═══ Data shown
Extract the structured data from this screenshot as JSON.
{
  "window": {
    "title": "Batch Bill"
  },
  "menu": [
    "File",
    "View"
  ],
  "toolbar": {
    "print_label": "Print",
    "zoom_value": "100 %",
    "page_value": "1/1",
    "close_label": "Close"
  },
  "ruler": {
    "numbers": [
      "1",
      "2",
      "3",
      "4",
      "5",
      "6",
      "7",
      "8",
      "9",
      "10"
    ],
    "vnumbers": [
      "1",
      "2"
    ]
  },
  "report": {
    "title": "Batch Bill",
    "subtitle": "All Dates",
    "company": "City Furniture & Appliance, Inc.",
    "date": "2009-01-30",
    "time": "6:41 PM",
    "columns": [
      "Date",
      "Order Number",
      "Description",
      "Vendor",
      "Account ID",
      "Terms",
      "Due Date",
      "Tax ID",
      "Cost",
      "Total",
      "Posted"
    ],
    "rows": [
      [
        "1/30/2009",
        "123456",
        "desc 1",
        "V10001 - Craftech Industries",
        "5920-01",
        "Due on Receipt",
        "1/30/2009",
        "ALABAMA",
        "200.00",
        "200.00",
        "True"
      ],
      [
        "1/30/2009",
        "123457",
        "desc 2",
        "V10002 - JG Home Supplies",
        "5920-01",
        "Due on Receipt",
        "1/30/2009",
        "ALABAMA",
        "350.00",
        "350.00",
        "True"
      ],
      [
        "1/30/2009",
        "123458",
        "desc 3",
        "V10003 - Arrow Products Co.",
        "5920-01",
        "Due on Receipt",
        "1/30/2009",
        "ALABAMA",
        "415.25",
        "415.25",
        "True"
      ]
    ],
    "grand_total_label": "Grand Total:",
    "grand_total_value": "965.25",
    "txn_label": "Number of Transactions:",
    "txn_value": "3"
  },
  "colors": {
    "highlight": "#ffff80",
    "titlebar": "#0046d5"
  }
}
══════
- Do this
Your task is to transcribe the material exactly.

- Task result
Extract the structured data from this screenshot as JSON.
{
  "window": {
    "title": "Batch Bill"
  },
  "menu": [
    "File",
    "View"
  ],
  "toolbar": {
    "print_label": "Print",
    "zoom_value": "100 %",
    "page_value": "1/1",
    "close_label": "Close"
  },
  "ruler": {
    "numbers": [
      "1",
      "2",
      "3",
      "4",
      "5",
      "6",
      "7",
      "8",
      "9",
      "10"
    ],
    "vnumbers": [
      "1",
      "2"
    ]
  },
  "report": {
    "title": "Batch Bill",
    "subtitle": "All Dates",
    "company": "City Furniture & Appliance, Inc.",
    "date": "2009-01-30",
    "time": "6:41 PM",
    "columns": [
      "Date",
      "Order Number",
      "Description",
      "Vendor",
      "Account ID",
      "Terms",
      "Due Date",
      "Tax ID",
      "Cost",
      "Total",
      "Posted"
    ],
    "rows": [
      [
        "1/30/2009",
        "123456",
        "desc 1",
        "V10001 - Craftech Industries",
        "5920-01",
        "Due on Receipt",
        "1/30/2009",
        "ALABAMA",
        "200.00",
        "200.00",
        "True"
      ],
      [
        "1/30/2009",
        "123457",
        "desc 2",
        "V10002 - JG Home Supplies",
        "5920-01",
        "Due on Receipt",
        "1/30/2009",
        "ALABAMA",
        "350.00",
        "350.00",
        "True"
      ],
      [
        "1/30/2009",
        "123458",
        "desc 3",
        "V10003 - Arrow Products Co.",
        "5920-01",
        "Due on Receipt",
        "1/30/2009",
        "ALABAMA",
        "415.25",
        "415.25",
        "True"
      ]
    ],
    "grand_total_label": "Grand Total:",
    "grand_total_value": "965.25",
    "txn_label": "Number of Transactions:",
    "txn_value": "3"
  },
  "colors": {
    "highlight": "#ffff80",
    "titlebar": "#0046d5"
  }
}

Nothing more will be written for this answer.